= Given task =
Reproduce the following material line for line without changing anything, and leave out the pictures.

(Dataset excerpt)
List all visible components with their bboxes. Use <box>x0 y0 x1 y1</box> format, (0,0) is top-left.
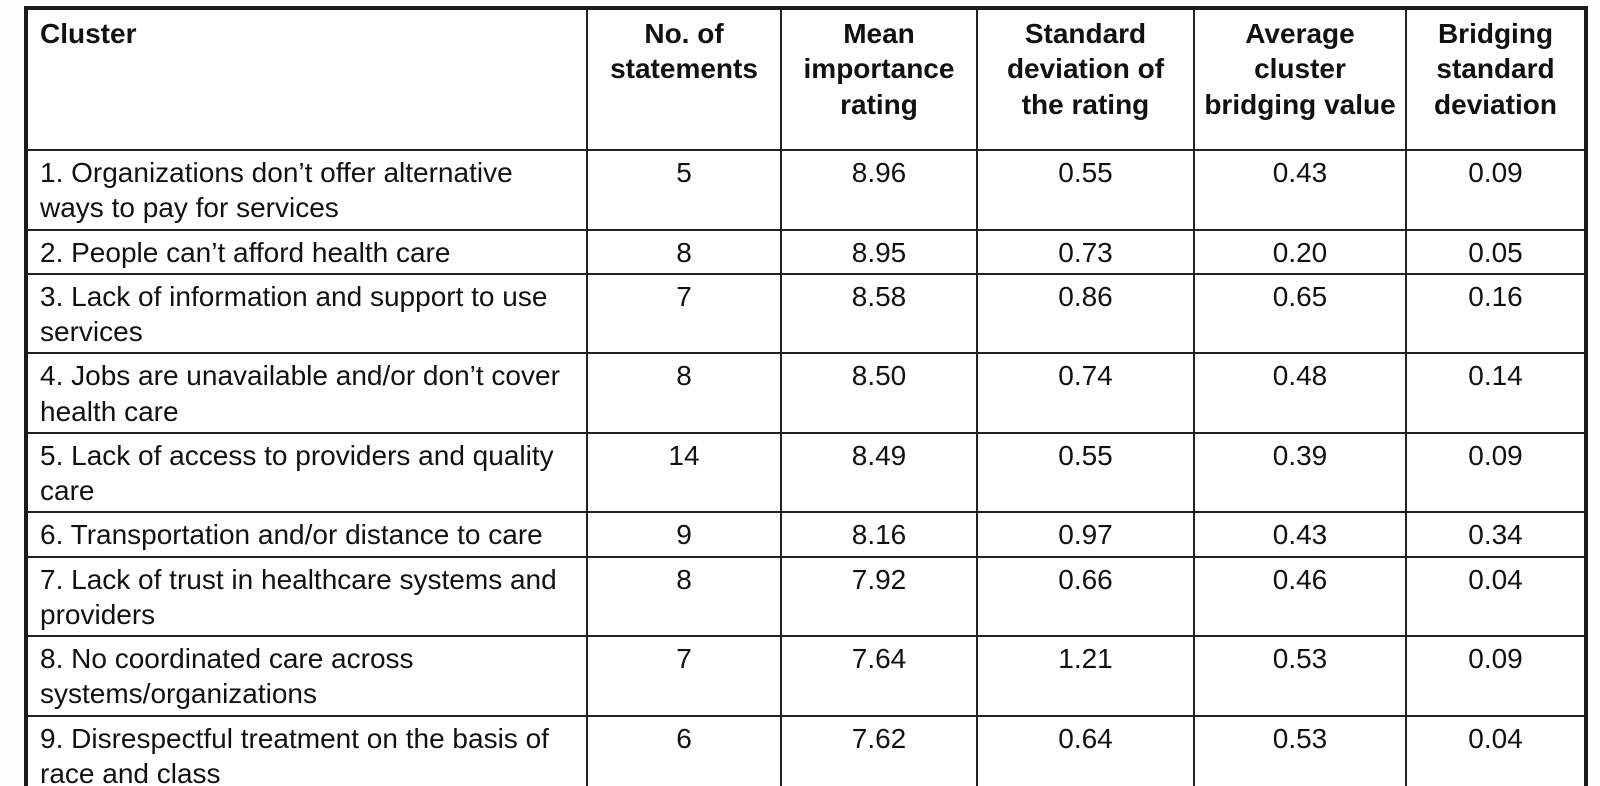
table-row: 9. Disrespectful treatment on the basis … <box>25 714 1587 786</box>
column-header-no-of-statements: No. of statements <box>586 7 782 151</box>
cell-cluster: 9. Disrespectful treatment on the basis … <box>25 714 588 786</box>
cell-mean-rating: 8.58 <box>780 272 978 355</box>
cell-bridging-sd: 0.04 <box>1405 555 1587 638</box>
column-header-bridging-standard-deviation: Bridging standard deviation <box>1405 7 1587 151</box>
table-row: 4. Jobs are unavailable and/or don’t cov… <box>25 352 1587 434</box>
cell-rating-sd: 0.66 <box>976 555 1195 638</box>
cell-statements: 14 <box>586 431 782 514</box>
cell-statements: 7 <box>586 272 782 355</box>
table-header: Cluster No. of statements Mean importanc… <box>25 7 1587 151</box>
cell-bridging-sd: 0.05 <box>1405 228 1587 275</box>
column-header-average-cluster-bridging-value: Average cluster bridging value <box>1193 7 1407 151</box>
cell-rating-sd: 0.73 <box>976 228 1195 275</box>
column-header-standard-deviation-of-rating: Standard deviation of the rating <box>976 7 1195 151</box>
cell-statements: 5 <box>586 149 782 231</box>
cell-bridging-value: 0.48 <box>1193 352 1407 434</box>
cell-cluster: 4. Jobs are unavailable and/or don’t cov… <box>25 352 588 434</box>
table-row: 3. Lack of information and support to us… <box>25 272 1587 355</box>
table-row: 5. Lack of access to providers and quali… <box>25 431 1587 514</box>
cell-cluster: 7. Lack of trust in healthcare systems a… <box>25 555 588 638</box>
cell-bridging-sd: 0.09 <box>1405 431 1587 514</box>
cell-bridging-value: 0.65 <box>1193 272 1407 355</box>
cell-cluster: 8. No coordinated care across systems/or… <box>25 635 588 717</box>
cell-rating-sd: 0.97 <box>976 511 1195 558</box>
cell-mean-rating: 8.49 <box>780 431 978 514</box>
cell-mean-rating: 7.92 <box>780 555 978 638</box>
cell-mean-rating: 7.64 <box>780 635 978 717</box>
cell-bridging-sd: 0.16 <box>1405 272 1587 355</box>
cell-mean-rating: 8.50 <box>780 352 978 434</box>
cell-mean-rating: 8.95 <box>780 228 978 275</box>
cell-bridging-sd: 0.34 <box>1405 511 1587 558</box>
cell-rating-sd: 0.74 <box>976 352 1195 434</box>
table-row: 7. Lack of trust in healthcare systems a… <box>25 555 1587 638</box>
table-row: 8. No coordinated care across systems/or… <box>25 635 1587 717</box>
column-header-mean-importance-rating: Mean importance rating <box>780 7 978 151</box>
cell-bridging-sd: 0.09 <box>1405 149 1587 231</box>
cell-statements: 8 <box>586 228 782 275</box>
column-header-cluster: Cluster <box>25 7 588 151</box>
cell-bridging-value: 0.43 <box>1193 149 1407 231</box>
cell-bridging-sd: 0.09 <box>1405 635 1587 717</box>
cell-mean-rating: 8.16 <box>780 511 978 558</box>
cell-cluster: 3. Lack of information and support to us… <box>25 272 588 355</box>
cell-rating-sd: 0.86 <box>976 272 1195 355</box>
cluster-statistics-table: Cluster No. of statements Mean importanc… <box>24 6 1588 786</box>
cell-rating-sd: 1.21 <box>976 635 1195 717</box>
cell-bridging-value: 0.53 <box>1193 635 1407 717</box>
table-body: 1. Organizations don’t offer alternative… <box>25 149 1587 786</box>
cell-bridging-value: 0.53 <box>1193 714 1407 786</box>
cell-mean-rating: 7.62 <box>780 714 978 786</box>
cell-bridging-sd: 0.14 <box>1405 352 1587 434</box>
cell-mean-rating: 8.96 <box>780 149 978 231</box>
cell-bridging-value: 0.39 <box>1193 431 1407 514</box>
cell-bridging-value: 0.43 <box>1193 511 1407 558</box>
cell-statements: 8 <box>586 555 782 638</box>
cell-rating-sd: 0.55 <box>976 149 1195 231</box>
cell-statements: 6 <box>586 714 782 786</box>
cell-cluster: 1. Organizations don’t offer alternative… <box>25 149 588 231</box>
cell-cluster: 6. Transportation and/or distance to car… <box>25 511 588 558</box>
table-row: 2. People can’t afford health care 8 8.9… <box>25 228 1587 275</box>
cell-statements: 9 <box>586 511 782 558</box>
cell-statements: 8 <box>586 352 782 434</box>
cell-rating-sd: 0.55 <box>976 431 1195 514</box>
cell-bridging-value: 0.20 <box>1193 228 1407 275</box>
cell-cluster: 2. People can’t afford health care <box>25 228 588 275</box>
cell-bridging-sd: 0.04 <box>1405 714 1587 786</box>
cell-bridging-value: 0.46 <box>1193 555 1407 638</box>
table-row: 1. Organizations don’t offer alternative… <box>25 149 1587 231</box>
cell-cluster: 5. Lack of access to providers and quali… <box>25 431 588 514</box>
cell-statements: 7 <box>586 635 782 717</box>
header-row: Cluster No. of statements Mean importanc… <box>25 7 1587 151</box>
table-row: 6. Transportation and/or distance to car… <box>25 511 1587 558</box>
cell-rating-sd: 0.64 <box>976 714 1195 786</box>
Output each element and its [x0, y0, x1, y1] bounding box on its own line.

= Complete response =
List all visible components with their bboxes. Use <box>x0 y0 x1 y1</box> format, (0,0) is top-left.
table-row: 9. Disrespectful treatment on the basis … <box>25 714 1587 786</box>
column-header-no-of-statements: No. of statements <box>586 7 782 151</box>
cell-cluster: 9. Disrespectful treatment on the basis … <box>25 714 588 786</box>
cell-mean-rating: 8.58 <box>780 272 978 355</box>
cell-bridging-sd: 0.04 <box>1405 555 1587 638</box>
column-header-bridging-standard-deviation: Bridging standard deviation <box>1405 7 1587 151</box>
table-row: 4. Jobs are unavailable and/or don’t cov… <box>25 352 1587 434</box>
cell-rating-sd: 0.66 <box>976 555 1195 638</box>
cell-statements: 14 <box>586 431 782 514</box>
cell-statements: 7 <box>586 272 782 355</box>
table-header: Cluster No. of statements Mean importanc… <box>25 7 1587 151</box>
cell-bridging-sd: 0.05 <box>1405 228 1587 275</box>
column-header-average-cluster-bridging-value: Average cluster bridging value <box>1193 7 1407 151</box>
cell-rating-sd: 0.73 <box>976 228 1195 275</box>
column-header-standard-deviation-of-rating: Standard deviation of the rating <box>976 7 1195 151</box>
cell-statements: 5 <box>586 149 782 231</box>
cell-bridging-value: 0.48 <box>1193 352 1407 434</box>
cell-cluster: 4. Jobs are unavailable and/or don’t cov… <box>25 352 588 434</box>
table-row: 3. Lack of information and support to us… <box>25 272 1587 355</box>
table-row: 5. Lack of access to providers and quali… <box>25 431 1587 514</box>
cell-cluster: 7. Lack of trust in healthcare systems a… <box>25 555 588 638</box>
cell-bridging-sd: 0.09 <box>1405 431 1587 514</box>
cell-bridging-value: 0.65 <box>1193 272 1407 355</box>
cell-cluster: 8. No coordinated care across systems/or… <box>25 635 588 717</box>
cell-rating-sd: 0.97 <box>976 511 1195 558</box>
cell-mean-rating: 8.49 <box>780 431 978 514</box>
cell-mean-rating: 7.92 <box>780 555 978 638</box>
cell-mean-rating: 7.64 <box>780 635 978 717</box>
cell-bridging-sd: 0.16 <box>1405 272 1587 355</box>
cell-mean-rating: 8.50 <box>780 352 978 434</box>
cell-mean-rating: 8.95 <box>780 228 978 275</box>
cell-bridging-sd: 0.34 <box>1405 511 1587 558</box>
cell-rating-sd: 0.74 <box>976 352 1195 434</box>
table-row: 7. Lack of trust in healthcare systems a… <box>25 555 1587 638</box>
table-row: 8. No coordinated care across systems/or… <box>25 635 1587 717</box>
column-header-mean-importance-rating: Mean importance rating <box>780 7 978 151</box>
cell-bridging-sd: 0.09 <box>1405 149 1587 231</box>
cell-statements: 8 <box>586 228 782 275</box>
column-header-cluster: Cluster <box>25 7 588 151</box>
cell-bridging-value: 0.43 <box>1193 149 1407 231</box>
cell-bridging-sd: 0.09 <box>1405 635 1587 717</box>
cell-mean-rating: 8.16 <box>780 511 978 558</box>
cell-cluster: 3. Lack of information and support to us… <box>25 272 588 355</box>
cell-rating-sd: 0.86 <box>976 272 1195 355</box>
cluster-statistics-table: Cluster No. of statements Mean importanc… <box>24 6 1588 786</box>
cell-rating-sd: 1.21 <box>976 635 1195 717</box>
cell-bridging-value: 0.53 <box>1193 635 1407 717</box>
table-body: 1. Organizations don’t offer alternative… <box>25 149 1587 786</box>
cell-bridging-value: 0.53 <box>1193 714 1407 786</box>
cell-mean-rating: 7.62 <box>780 714 978 786</box>
cell-bridging-sd: 0.14 <box>1405 352 1587 434</box>
cell-mean-rating: 8.96 <box>780 149 978 231</box>
cell-bridging-value: 0.39 <box>1193 431 1407 514</box>
cell-bridging-value: 0.43 <box>1193 511 1407 558</box>
cell-statements: 8 <box>586 555 782 638</box>
cell-rating-sd: 0.55 <box>976 149 1195 231</box>
cell-statements: 6 <box>586 714 782 786</box>
cell-cluster: 1. Organizations don’t offer alternative… <box>25 149 588 231</box>
cell-cluster: 6. Transportation and/or distance to car… <box>25 511 588 558</box>
table-row: 2. People can’t afford health care 8 8.9… <box>25 228 1587 275</box>
cell-statements: 9 <box>586 511 782 558</box>
cell-statements: 8 <box>586 352 782 434</box>
cell-rating-sd: 0.55 <box>976 431 1195 514</box>
cell-bridging-value: 0.20 <box>1193 228 1407 275</box>
cell-cluster: 2. People can’t afford health care <box>25 228 588 275</box>
cell-bridging-sd: 0.04 <box>1405 714 1587 786</box>
cell-bridging-value: 0.46 <box>1193 555 1407 638</box>
table-row: 1. Organizations don’t offer alternative… <box>25 149 1587 231</box>
cell-cluster: 5. Lack of access to providers and quali… <box>25 431 588 514</box>
cell-statements: 7 <box>586 635 782 717</box>
header-row: Cluster No. of statements Mean importanc… <box>25 7 1587 151</box>
table-row: 6. Transportation and/or distance to car… <box>25 511 1587 558</box>
cell-rating-sd: 0.64 <box>976 714 1195 786</box>
Output each element and its [x0, y0, x1, y1] bounding box on its own line.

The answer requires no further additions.